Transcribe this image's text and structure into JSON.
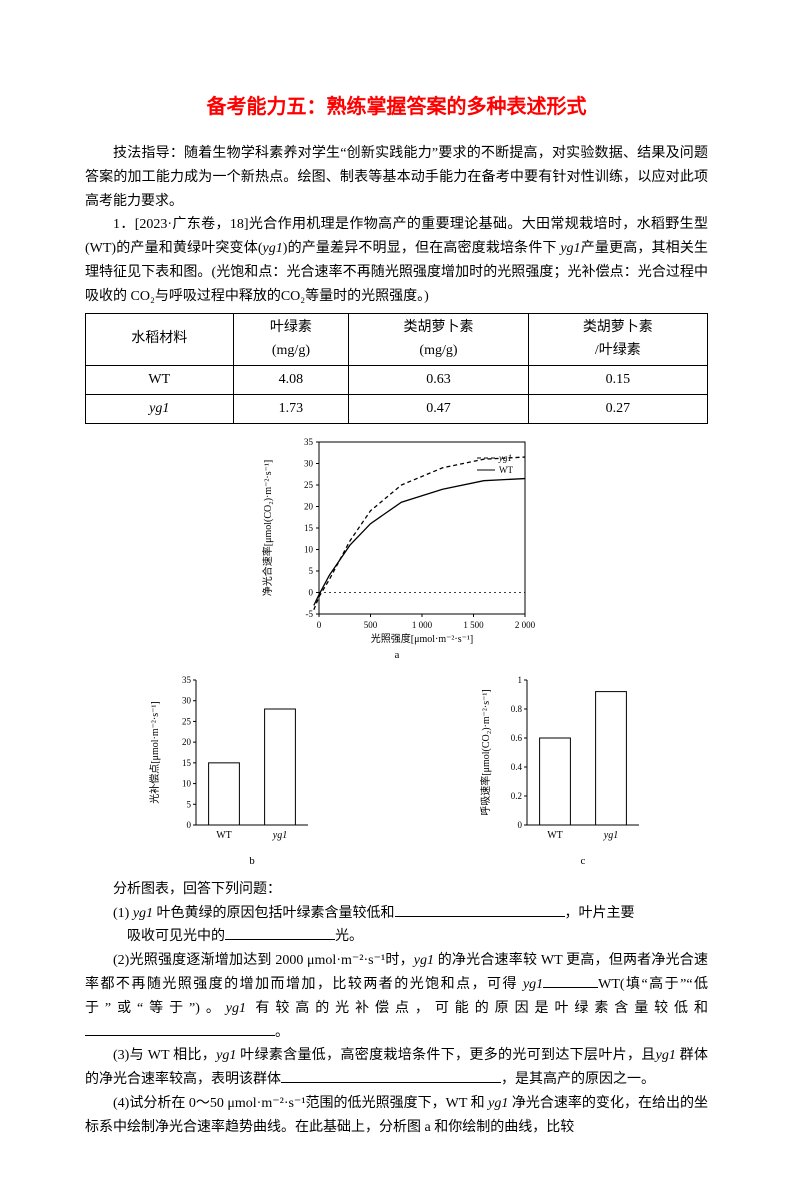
{
  "title": "备考能力五：熟练掌握答案的多种表述形式",
  "intro": "技法指导：随着生物学科素养对学生“创新实践能力”要求的不断提高，对实验数据、结果及问题答案的加工能力成为一个新热点。绘图、制表等基本动手能力在备考中要有针对性训练，以应对此项高考能力要求。",
  "q1_lead": "1．[2023·广东卷，18]光合作用机理是作物高产的重要理论基础。大田常规栽培时，水稻野生型(WT)的产量和黄绿叶突变体(",
  "q1_yg1": "yg1",
  "q1_lead2": ")的产量差异不明显，但在高密度栽培条件下",
  "q1_lead3": "产量更高，其相关生理特征见下表和图。(光饱和点：光合速率不再随光照强度增加时的光照强度；光补偿点：光合过程中吸收的 CO₂与呼吸过程中释放的CO₂等量时的光照强度。)",
  "table": {
    "col0": "水稻材料",
    "col1a": "叶绿素",
    "col1b": "(mg/g)",
    "col2a": "类胡萝卜素",
    "col2b": "(mg/g)",
    "col3a": "类胡萝卜素",
    "col3b": "/叶绿素",
    "rows": [
      {
        "r0": "WT",
        "r1": "4.08",
        "r2": "0.63",
        "r3": "0.15"
      },
      {
        "r0": "yg1",
        "r1": "1.73",
        "r2": "0.47",
        "r3": "0.27"
      }
    ]
  },
  "chart_a": {
    "type": "line-curve",
    "x_label": "光照强度[μmol·m⁻²·s⁻¹]",
    "y_label": "净光合速率[μmol(CO₂)·m⁻²·s⁻¹]",
    "x_ticks": [
      0,
      500,
      1000,
      1500,
      2000
    ],
    "y_ticks": [
      -5,
      0,
      5,
      10,
      15,
      20,
      25,
      30,
      35
    ],
    "series": [
      {
        "name": "yg1",
        "style": "dashed",
        "color": "#000000",
        "points": [
          [
            -50,
            -4
          ],
          [
            0,
            -1
          ],
          [
            100,
            3
          ],
          [
            300,
            12
          ],
          [
            500,
            19
          ],
          [
            800,
            25
          ],
          [
            1200,
            29
          ],
          [
            1600,
            31
          ],
          [
            2000,
            31.5
          ]
        ]
      },
      {
        "name": "WT",
        "style": "solid",
        "color": "#000000",
        "points": [
          [
            -50,
            -3
          ],
          [
            0,
            -0.5
          ],
          [
            100,
            4
          ],
          [
            300,
            11
          ],
          [
            500,
            16
          ],
          [
            800,
            21
          ],
          [
            1200,
            24
          ],
          [
            1600,
            26
          ],
          [
            2000,
            26.5
          ]
        ]
      }
    ],
    "caption": "a"
  },
  "chart_b": {
    "type": "bar",
    "y_label": "光补偿点[μmol·m⁻²·s⁻¹]",
    "y_ticks": [
      0,
      5,
      10,
      15,
      20,
      25,
      30,
      35
    ],
    "categories": [
      "WT",
      "yg1"
    ],
    "values": [
      15,
      28
    ],
    "bar_fill": "#ffffff",
    "bar_stroke": "#000000",
    "caption": "b"
  },
  "chart_c": {
    "type": "bar",
    "y_label": "呼吸速率[μmol(CO₂)·m⁻²·s⁻¹]",
    "y_ticks": [
      0,
      0.2,
      0.4,
      0.6,
      0.8,
      1.0
    ],
    "categories": [
      "WT",
      "yg1"
    ],
    "values": [
      0.6,
      0.92
    ],
    "bar_fill": "#ffffff",
    "bar_stroke": "#000000",
    "caption": "c"
  },
  "analysis_lead": "分析图表，回答下列问题：",
  "q1_1a": "(1) ",
  "q1_1b": " 叶色黄绿的原因包括叶绿素含量较低和",
  "q1_1c": "，叶片主要",
  "q1_1d": "吸收可见光中的",
  "q1_1e": "光。",
  "q1_2a": "(2)光照强度逐渐增加达到 2000 μmol·m⁻²·s⁻¹时，",
  "q1_2b": " 的净光合速率较 WT 更高，但两者净光合速率都不再随光照强度的增加而增加，比较两者的光饱和点，可得",
  "q1_2c": "WT(填“高于”“低于”或“等于”)。",
  "q1_2d": " 有较高的光补偿点，可能的原因是叶绿素含量较低和",
  "q1_2e": "。",
  "q1_3a": "(3)与 WT 相比，",
  "q1_3b": " 叶绿素含量低，高密度栽培条件下，更多的光可到达下层叶片，且",
  "q1_3c": " 群体的净光合速率较高，表明该群体",
  "q1_3d": "，是其高产的原因之一。",
  "q1_4": "(4)试分析在 0～50 μmol·m⁻²·s⁻¹范围的低光照强度下，WT 和 ",
  "q1_4b": " 净光合速率的变化，在给出的坐标系中绘制净光合速率趋势曲线。在此基础上，分析图 a 和你绘制的曲线，比较",
  "colors": {
    "background": "#ffffff",
    "text": "#000000",
    "title": "#ff0000",
    "table_border": "#000000",
    "axis": "#000000"
  },
  "fonts": {
    "body_family": "SimSun",
    "title_family": "SimHei",
    "body_size_pt": 10.5,
    "title_size_pt": 16
  }
}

▬▬▬

— Exercise instructions —
Repeat each line of the records above exactly, but do not copy the pictures.

— Task response —
Transcribe this image's text and structure into JSON.
{
  "title": "备考能力五：熟练掌握答案的多种表述形式",
  "intro": "技法指导：随着生物学科素养对学生“创新实践能力”要求的不断提高，对实验数据、结果及问题答案的加工能力成为一个新热点。绘图、制表等基本动手能力在备考中要有针对性训练，以应对此项高考能力要求。",
  "q1_lead": "1．[2023·广东卷，18]光合作用机理是作物高产的重要理论基础。大田常规栽培时，水稻野生型(WT)的产量和黄绿叶突变体(",
  "q1_yg1": "yg1",
  "q1_lead2": ")的产量差异不明显，但在高密度栽培条件下",
  "q1_lead3": "产量更高，其相关生理特征见下表和图。(光饱和点：光合速率不再随光照强度增加时的光照强度；光补偿点：光合过程中吸收的 CO₂与呼吸过程中释放的CO₂等量时的光照强度。)",
  "table": {
    "col0": "水稻材料",
    "col1a": "叶绿素",
    "col1b": "(mg/g)",
    "col2a": "类胡萝卜素",
    "col2b": "(mg/g)",
    "col3a": "类胡萝卜素",
    "col3b": "/叶绿素",
    "rows": [
      {
        "r0": "WT",
        "r1": "4.08",
        "r2": "0.63",
        "r3": "0.15"
      },
      {
        "r0": "yg1",
        "r1": "1.73",
        "r2": "0.47",
        "r3": "0.27"
      }
    ]
  },
  "chart_a": {
    "type": "line-curve",
    "x_label": "光照强度[μmol·m⁻²·s⁻¹]",
    "y_label": "净光合速率[μmol(CO₂)·m⁻²·s⁻¹]",
    "x_ticks": [
      0,
      500,
      1000,
      1500,
      2000
    ],
    "y_ticks": [
      -5,
      0,
      5,
      10,
      15,
      20,
      25,
      30,
      35
    ],
    "series": [
      {
        "name": "yg1",
        "style": "dashed",
        "color": "#000000",
        "points": [
          [
            -50,
            -4
          ],
          [
            0,
            -1
          ],
          [
            100,
            3
          ],
          [
            300,
            12
          ],
          [
            500,
            19
          ],
          [
            800,
            25
          ],
          [
            1200,
            29
          ],
          [
            1600,
            31
          ],
          [
            2000,
            31.5
          ]
        ]
      },
      {
        "name": "WT",
        "style": "solid",
        "color": "#000000",
        "points": [
          [
            -50,
            -3
          ],
          [
            0,
            -0.5
          ],
          [
            100,
            4
          ],
          [
            300,
            11
          ],
          [
            500,
            16
          ],
          [
            800,
            21
          ],
          [
            1200,
            24
          ],
          [
            1600,
            26
          ],
          [
            2000,
            26.5
          ]
        ]
      }
    ],
    "caption": "a"
  },
  "chart_b": {
    "type": "bar",
    "y_label": "光补偿点[μmol·m⁻²·s⁻¹]",
    "y_ticks": [
      0,
      5,
      10,
      15,
      20,
      25,
      30,
      35
    ],
    "categories": [
      "WT",
      "yg1"
    ],
    "values": [
      15,
      28
    ],
    "bar_fill": "#ffffff",
    "bar_stroke": "#000000",
    "caption": "b"
  },
  "chart_c": {
    "type": "bar",
    "y_label": "呼吸速率[μmol(CO₂)·m⁻²·s⁻¹]",
    "y_ticks": [
      0,
      0.2,
      0.4,
      0.6,
      0.8,
      1.0
    ],
    "categories": [
      "WT",
      "yg1"
    ],
    "values": [
      0.6,
      0.92
    ],
    "bar_fill": "#ffffff",
    "bar_stroke": "#000000",
    "caption": "c"
  },
  "analysis_lead": "分析图表，回答下列问题：",
  "q1_1a": "(1) ",
  "q1_1b": " 叶色黄绿的原因包括叶绿素含量较低和",
  "q1_1c": "，叶片主要",
  "q1_1d": "吸收可见光中的",
  "q1_1e": "光。",
  "q1_2a": "(2)光照强度逐渐增加达到 2000 μmol·m⁻²·s⁻¹时，",
  "q1_2b": " 的净光合速率较 WT 更高，但两者净光合速率都不再随光照强度的增加而增加，比较两者的光饱和点，可得",
  "q1_2c": "WT(填“高于”“低于”或“等于”)。",
  "q1_2d": " 有较高的光补偿点，可能的原因是叶绿素含量较低和",
  "q1_2e": "。",
  "q1_3a": "(3)与 WT 相比，",
  "q1_3b": " 叶绿素含量低，高密度栽培条件下，更多的光可到达下层叶片，且",
  "q1_3c": " 群体的净光合速率较高，表明该群体",
  "q1_3d": "，是其高产的原因之一。",
  "q1_4": "(4)试分析在 0～50 μmol·m⁻²·s⁻¹范围的低光照强度下，WT 和 ",
  "q1_4b": " 净光合速率的变化，在给出的坐标系中绘制净光合速率趋势曲线。在此基础上，分析图 a 和你绘制的曲线，比较",
  "colors": {
    "background": "#ffffff",
    "text": "#000000",
    "title": "#ff0000",
    "table_border": "#000000",
    "axis": "#000000"
  },
  "fonts": {
    "body_family": "SimSun",
    "title_family": "SimHei",
    "body_size_pt": 10.5,
    "title_size_pt": 16
  }
}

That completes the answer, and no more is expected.